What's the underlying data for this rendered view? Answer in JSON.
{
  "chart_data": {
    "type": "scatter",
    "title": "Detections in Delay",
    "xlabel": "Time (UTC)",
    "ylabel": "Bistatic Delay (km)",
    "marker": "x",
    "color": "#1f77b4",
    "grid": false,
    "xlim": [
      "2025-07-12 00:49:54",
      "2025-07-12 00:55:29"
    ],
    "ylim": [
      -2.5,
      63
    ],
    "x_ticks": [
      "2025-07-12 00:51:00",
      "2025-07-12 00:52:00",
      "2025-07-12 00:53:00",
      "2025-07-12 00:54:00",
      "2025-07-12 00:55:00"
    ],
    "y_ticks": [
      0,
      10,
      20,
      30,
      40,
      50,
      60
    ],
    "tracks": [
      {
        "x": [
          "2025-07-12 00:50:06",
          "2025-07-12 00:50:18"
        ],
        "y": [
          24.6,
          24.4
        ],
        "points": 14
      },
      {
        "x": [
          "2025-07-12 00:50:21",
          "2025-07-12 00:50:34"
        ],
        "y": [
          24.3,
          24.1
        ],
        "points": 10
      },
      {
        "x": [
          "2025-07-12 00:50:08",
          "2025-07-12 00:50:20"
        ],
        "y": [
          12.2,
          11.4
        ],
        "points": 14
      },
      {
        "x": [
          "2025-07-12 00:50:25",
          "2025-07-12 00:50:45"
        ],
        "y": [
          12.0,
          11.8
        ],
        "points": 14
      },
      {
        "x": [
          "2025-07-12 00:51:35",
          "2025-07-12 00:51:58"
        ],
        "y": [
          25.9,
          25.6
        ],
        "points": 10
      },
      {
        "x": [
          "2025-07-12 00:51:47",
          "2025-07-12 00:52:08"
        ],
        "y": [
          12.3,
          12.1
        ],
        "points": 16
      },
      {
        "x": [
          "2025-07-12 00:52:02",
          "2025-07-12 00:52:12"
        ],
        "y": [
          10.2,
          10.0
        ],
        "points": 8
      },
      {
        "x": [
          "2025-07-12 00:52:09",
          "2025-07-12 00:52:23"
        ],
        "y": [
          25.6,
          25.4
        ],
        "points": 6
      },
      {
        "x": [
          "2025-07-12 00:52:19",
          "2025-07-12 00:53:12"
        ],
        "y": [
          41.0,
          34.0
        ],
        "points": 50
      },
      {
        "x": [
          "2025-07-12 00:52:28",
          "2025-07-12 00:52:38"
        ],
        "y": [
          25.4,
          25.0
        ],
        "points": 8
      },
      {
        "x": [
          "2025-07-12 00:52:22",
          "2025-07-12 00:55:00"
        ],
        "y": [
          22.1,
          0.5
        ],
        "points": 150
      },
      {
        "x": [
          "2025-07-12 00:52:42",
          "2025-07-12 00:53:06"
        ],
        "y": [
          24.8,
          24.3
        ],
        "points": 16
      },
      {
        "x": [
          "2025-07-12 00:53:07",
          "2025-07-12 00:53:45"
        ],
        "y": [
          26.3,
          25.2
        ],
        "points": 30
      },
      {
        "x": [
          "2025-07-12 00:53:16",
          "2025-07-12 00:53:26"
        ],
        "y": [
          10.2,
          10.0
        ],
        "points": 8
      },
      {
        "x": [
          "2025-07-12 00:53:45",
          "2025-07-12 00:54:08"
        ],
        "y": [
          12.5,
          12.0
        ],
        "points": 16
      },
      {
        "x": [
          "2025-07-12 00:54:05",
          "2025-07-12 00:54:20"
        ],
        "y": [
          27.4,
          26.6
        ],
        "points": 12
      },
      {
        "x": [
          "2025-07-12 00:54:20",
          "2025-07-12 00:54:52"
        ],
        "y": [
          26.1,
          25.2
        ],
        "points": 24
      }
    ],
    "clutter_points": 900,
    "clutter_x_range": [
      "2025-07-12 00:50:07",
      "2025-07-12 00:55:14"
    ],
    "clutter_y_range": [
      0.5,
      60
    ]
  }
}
──────
Set problem —
Write out the records shown above, exactly as they appear.

Written reply —
What's the underlying data for this rendered view? Answer in JSON.
{
  "chart_data": {
    "type": "scatter",
    "title": "Detections in Delay",
    "xlabel": "Time (UTC)",
    "ylabel": "Bistatic Delay (km)",
    "marker": "x",
    "color": "#1f77b4",
    "grid": false,
    "xlim": [
      "2025-07-12 00:49:54",
      "2025-07-12 00:55:29"
    ],
    "ylim": [
      -2.5,
      63
    ],
    "x_ticks": [
      "2025-07-12 00:51:00",
      "2025-07-12 00:52:00",
      "2025-07-12 00:53:00",
      "2025-07-12 00:54:00",
      "2025-07-12 00:55:00"
    ],
    "y_ticks": [
      0,
      10,
      20,
      30,
      40,
      50,
      60
    ],
    "tracks": [
      {
        "x": [
          "2025-07-12 00:50:06",
          "2025-07-12 00:50:18"
        ],
        "y": [
          24.6,
          24.4
        ],
        "points": 14
      },
      {
        "x": [
          "2025-07-12 00:50:21",
          "2025-07-12 00:50:34"
        ],
        "y": [
          24.3,
          24.1
        ],
        "points": 10
      },
      {
        "x": [
          "2025-07-12 00:50:08",
          "2025-07-12 00:50:20"
        ],
        "y": [
          12.2,
          11.4
        ],
        "points": 14
      },
      {
        "x": [
          "2025-07-12 00:50:25",
          "2025-07-12 00:50:45"
        ],
        "y": [
          12.0,
          11.8
        ],
        "points": 14
      },
      {
        "x": [
          "2025-07-12 00:51:35",
          "2025-07-12 00:51:58"
        ],
        "y": [
          25.9,
          25.6
        ],
        "points": 10
      },
      {
        "x": [
          "2025-07-12 00:51:47",
          "2025-07-12 00:52:08"
        ],
        "y": [
          12.3,
          12.1
        ],
        "points": 16
      },
      {
        "x": [
          "2025-07-12 00:52:02",
          "2025-07-12 00:52:12"
        ],
        "y": [
          10.2,
          10.0
        ],
        "points": 8
      },
      {
        "x": [
          "2025-07-12 00:52:09",
          "2025-07-12 00:52:23"
        ],
        "y": [
          25.6,
          25.4
        ],
        "points": 6
      },
      {
        "x": [
          "2025-07-12 00:52:19",
          "2025-07-12 00:53:12"
        ],
        "y": [
          41.0,
          34.0
        ],
        "points": 50
      },
      {
        "x": [
          "2025-07-12 00:52:28",
          "2025-07-12 00:52:38"
        ],
        "y": [
          25.4,
          25.0
        ],
        "points": 8
      },
      {
        "x": [
          "2025-07-12 00:52:22",
          "2025-07-12 00:55:00"
        ],
        "y": [
          22.1,
          0.5
        ],
        "points": 150
      },
      {
        "x": [
          "2025-07-12 00:52:42",
          "2025-07-12 00:53:06"
        ],
        "y": [
          24.8,
          24.3
        ],
        "points": 16
      },
      {
        "x": [
          "2025-07-12 00:53:07",
          "2025-07-12 00:53:45"
        ],
        "y": [
          26.3,
          25.2
        ],
        "points": 30
      },
      {
        "x": [
          "2025-07-12 00:53:16",
          "2025-07-12 00:53:26"
        ],
        "y": [
          10.2,
          10.0
        ],
        "points": 8
      },
      {
        "x": [
          "2025-07-12 00:53:45",
          "2025-07-12 00:54:08"
        ],
        "y": [
          12.5,
          12.0
        ],
        "points": 16
      },
      {
        "x": [
          "2025-07-12 00:54:05",
          "2025-07-12 00:54:20"
        ],
        "y": [
          27.4,
          26.6
        ],
        "points": 12
      },
      {
        "x": [
          "2025-07-12 00:54:20",
          "2025-07-12 00:54:52"
        ],
        "y": [
          26.1,
          25.2
        ],
        "points": 24
      }
    ],
    "clutter_points": 900,
    "clutter_x_range": [
      "2025-07-12 00:50:07",
      "2025-07-12 00:55:14"
    ],
    "clutter_y_range": [
      0.5,
      60
    ]
  }
}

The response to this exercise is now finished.